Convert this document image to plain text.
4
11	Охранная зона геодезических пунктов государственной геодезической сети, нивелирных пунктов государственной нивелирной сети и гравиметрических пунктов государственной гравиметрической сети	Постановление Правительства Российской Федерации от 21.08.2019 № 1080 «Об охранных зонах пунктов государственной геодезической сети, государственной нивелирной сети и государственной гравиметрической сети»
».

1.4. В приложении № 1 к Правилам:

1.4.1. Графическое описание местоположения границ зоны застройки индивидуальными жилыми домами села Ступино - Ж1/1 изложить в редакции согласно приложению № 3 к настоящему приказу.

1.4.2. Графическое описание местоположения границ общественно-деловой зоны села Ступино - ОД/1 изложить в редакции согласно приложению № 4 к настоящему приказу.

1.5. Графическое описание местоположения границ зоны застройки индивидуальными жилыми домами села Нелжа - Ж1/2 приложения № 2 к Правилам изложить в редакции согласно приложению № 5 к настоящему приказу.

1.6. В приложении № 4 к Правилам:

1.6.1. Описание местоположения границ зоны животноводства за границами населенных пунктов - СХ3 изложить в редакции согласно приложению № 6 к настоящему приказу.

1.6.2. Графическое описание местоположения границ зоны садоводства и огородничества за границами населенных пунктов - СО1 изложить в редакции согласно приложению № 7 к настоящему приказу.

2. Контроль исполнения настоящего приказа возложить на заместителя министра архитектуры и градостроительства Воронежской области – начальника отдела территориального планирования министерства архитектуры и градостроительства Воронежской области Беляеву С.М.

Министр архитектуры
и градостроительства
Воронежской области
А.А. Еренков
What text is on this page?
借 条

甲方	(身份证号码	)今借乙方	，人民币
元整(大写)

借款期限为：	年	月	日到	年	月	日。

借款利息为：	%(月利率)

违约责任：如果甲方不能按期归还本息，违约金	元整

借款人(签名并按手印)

Goal: Take the listing above and set it down exactly.

Answer:
Convert this document image to plain text.
4
11	Охранная зона геодезических пунктов государственной геодезической сети, нивелирных пунктов государственной нивелирной сети и гравиметрических пунктов государственной гравиметрической сети	Постановление Правительства Российской Федерации от 21.08.2019 № 1080 «Об охранных зонах пунктов государственной геодезической сети, государственной нивелирной сети и государственной гравиметрической сети»
».

1.4. В приложении № 1 к Правилам:

1.4.1. Графическое описание местоположения границ зоны застройки индивидуальными жилыми домами села Ступино - Ж1/1 изложить в редакции согласно приложению № 3 к настоящему приказу.

1.4.2. Графическое описание местоположения границ общественно-деловой зоны села Ступино - ОД/1 изложить в редакции согласно приложению № 4 к настоящему приказу.

1.5. Графическое описание местоположения границ зоны застройки индивидуальными жилыми домами села Нелжа - Ж1/2 приложения № 2 к Правилам изложить в редакции согласно приложению № 5 к настоящему приказу.

1.6. В приложении № 4 к Правилам:

1.6.1. Описание местоположения границ зоны животноводства за границами населенных пунктов - СХ3 изложить в редакции согласно приложению № 6 к настоящему приказу.

1.6.2. Графическое описание местоположения границ зоны садоводства и огородничества за границами населенных пунктов - СО1 изложить в редакции согласно приложению № 7 к настоящему приказу.

2. Контроль исполнения настоящего приказа возложить на заместителя министра архитектуры и градостроительства Воронежской области – начальника отдела территориального планирования министерства архитектуры и градостроительства Воронежской области Беляеву С.М.

Министр архитектуры
и градостроительства
Воронежской области
А.А. Еренков
What text is on this page?
借 条

甲方	(身份证号码	)今借乙方	，人民币
元整(大写)

借款期限为：	年	月	日到	年	月	日。

借款利息为：	%(月利率)

违约责任：如果甲方不能按期归还本息，违约金	元整

借款人(签名并按手印)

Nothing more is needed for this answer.